Równie świetnie wypada również Agata Kulesza jako temperamentna, ale wybitnie antypatyczna matka głównej bohaterki. Jej postać jest też tragiczna, bo dla pozycji, pozorów i dziedzictwa jest w stanie zrobić niemalże wszystko. Jest w tym wiele siły, ale też wewnętrznego dramatu, dlatego sceny między aktorkami należą do najlepszych w filmie. Idźcie do kina i sami zobaczcie jak po mistrzowsku dostarczają one swoje kwestie: Kulesza z surową miną i chłodnym sporzeniem, a Drzymalska z młodzieńczą przekorą.
„Simona Kossak” (Fot. Karolina Grabowska/materiały prasowe Next Film)
Warto docenić też Jakuba Gierszała, który jako Lech Wilczek jest wyjątkowo czarujący i tworzy z Sandrą naprawdę intrygujący i zaskakująco zgrany duet. Znakomita jest również Marianna Zydek – szkoda, że otrzymała tak mało scen, tym bardziej, że relacja sióstr jest równie skomplikowana, co Simony z matką. Na dalszym planie mamy jednak o wiele więcej topowych gwiazd polskiego kina, w tym m.in. Borysa Szyca, Olgę Bołądź czy Roberta Gonerę.
„Simona Kossak” (Fot. Jarosław Sosiński/materiały prasowe Next Film)
„Simona Kossak”: czy warto wybrać się na seans?
Minusy? Niestety, Panek zapomina niekiedy o swojej głównej bohaterce i nie wszystkie wątki rozwinięte są w zadowalający sposób (niektóre z nich nie są nawet do końca zrozumiałe bez wiedzy pozafilmowej, np. scena zburzenia ściany dzielącej w chatce część Simony i Leszka). Scenariusz razi też niekonsekwencją. W jednej z pierwszych scen słyszymy, że Simona od zawsze trzyma chłopców na dystans. Ten fakt, w połączeniu z doznaną wcześniej ze strony mężczyzny krzywdą, powinien więc rzutować na jej relacje sercowe, jednak gdy tylko pojawia się Wilczek, Kossak inicjuje romantyczny pocałunek podczas obserwacji borsuków. Można też odnieść wrażenie, że w filmie brakuje kilku scen. Gdy Leszek po raz pierwszy zjawia się w leśnej chatce, Simona jest wyraźnie przerażona. Wspólnie decydują jednak, że zamieszkają tam razem i... chwilę później zachowują się tak, jak gdyby nic się nie stało.
„Simona Kossak” (Fot. Jarosław Sosiński/materiały prasowe Next Film)

◆ ◆ ◆ ◆

== ZADANIA DO WYKONANIA ==
- 1) Zdanie z recenzji „Można też odnieść wrażenie, że w filmie brakuje kilku scen.” przełóż na angielski.
- 2) Przepisz fragment recenzji od „Warto docenić też” aż do „się na seans?”, wstawiając „tandem” w miejsce „duet”.

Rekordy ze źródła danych
◆ ◆ ◆ ◆

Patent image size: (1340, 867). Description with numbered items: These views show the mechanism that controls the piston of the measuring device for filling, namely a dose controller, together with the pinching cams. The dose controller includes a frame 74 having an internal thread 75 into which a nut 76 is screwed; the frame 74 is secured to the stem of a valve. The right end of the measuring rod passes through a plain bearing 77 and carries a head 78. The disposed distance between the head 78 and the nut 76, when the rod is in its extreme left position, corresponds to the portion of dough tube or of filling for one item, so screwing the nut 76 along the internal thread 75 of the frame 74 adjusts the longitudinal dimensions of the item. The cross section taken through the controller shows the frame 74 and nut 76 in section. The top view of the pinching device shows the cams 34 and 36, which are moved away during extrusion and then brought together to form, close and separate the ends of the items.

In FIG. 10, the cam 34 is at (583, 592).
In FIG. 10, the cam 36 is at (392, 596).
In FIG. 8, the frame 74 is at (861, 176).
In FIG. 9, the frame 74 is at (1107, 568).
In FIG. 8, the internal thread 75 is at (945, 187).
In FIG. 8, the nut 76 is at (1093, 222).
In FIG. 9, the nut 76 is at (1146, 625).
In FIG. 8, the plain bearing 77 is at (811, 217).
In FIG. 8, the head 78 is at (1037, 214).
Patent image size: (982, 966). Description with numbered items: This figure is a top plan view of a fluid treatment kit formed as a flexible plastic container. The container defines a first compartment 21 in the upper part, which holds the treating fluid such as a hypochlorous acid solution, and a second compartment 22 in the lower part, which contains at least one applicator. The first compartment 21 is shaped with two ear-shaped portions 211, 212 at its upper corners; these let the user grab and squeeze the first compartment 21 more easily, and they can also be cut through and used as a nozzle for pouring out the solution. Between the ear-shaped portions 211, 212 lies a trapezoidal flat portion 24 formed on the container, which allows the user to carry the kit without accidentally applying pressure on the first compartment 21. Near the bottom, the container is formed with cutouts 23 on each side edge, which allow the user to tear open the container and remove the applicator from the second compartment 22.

◆ ◆ ◆ ◆

== ROZWIĄZANIA ==
- 1) One may also get the impression that the film is missing a few scenes.

- 2)
Warto docenić też Jakuba Gierszała, który jako Lech Wilczek jest wyjątkowo czarujący i tworzy z Sandrą naprawdę intrygujący i zaskakująco zgrany tandem. Znakomita jest również Marianna Zydek – szkoda, że otrzymała tak mało scen, tym bardziej, że relacja sióstr jest równie skomplikowana, co Simony z matką. Na dalszym planie mamy jednak o wiele więcej topowych gwiazd polskiego kina, w tym m.in. Borysa Szyca, Olgę Bołądź czy Roberta Gonerę.
„Simona Kossak” (Fot. Jarosław Sosiński/materiały prasowe Next Film)
„Simona Kossak”: czy warto wybrać się na seans?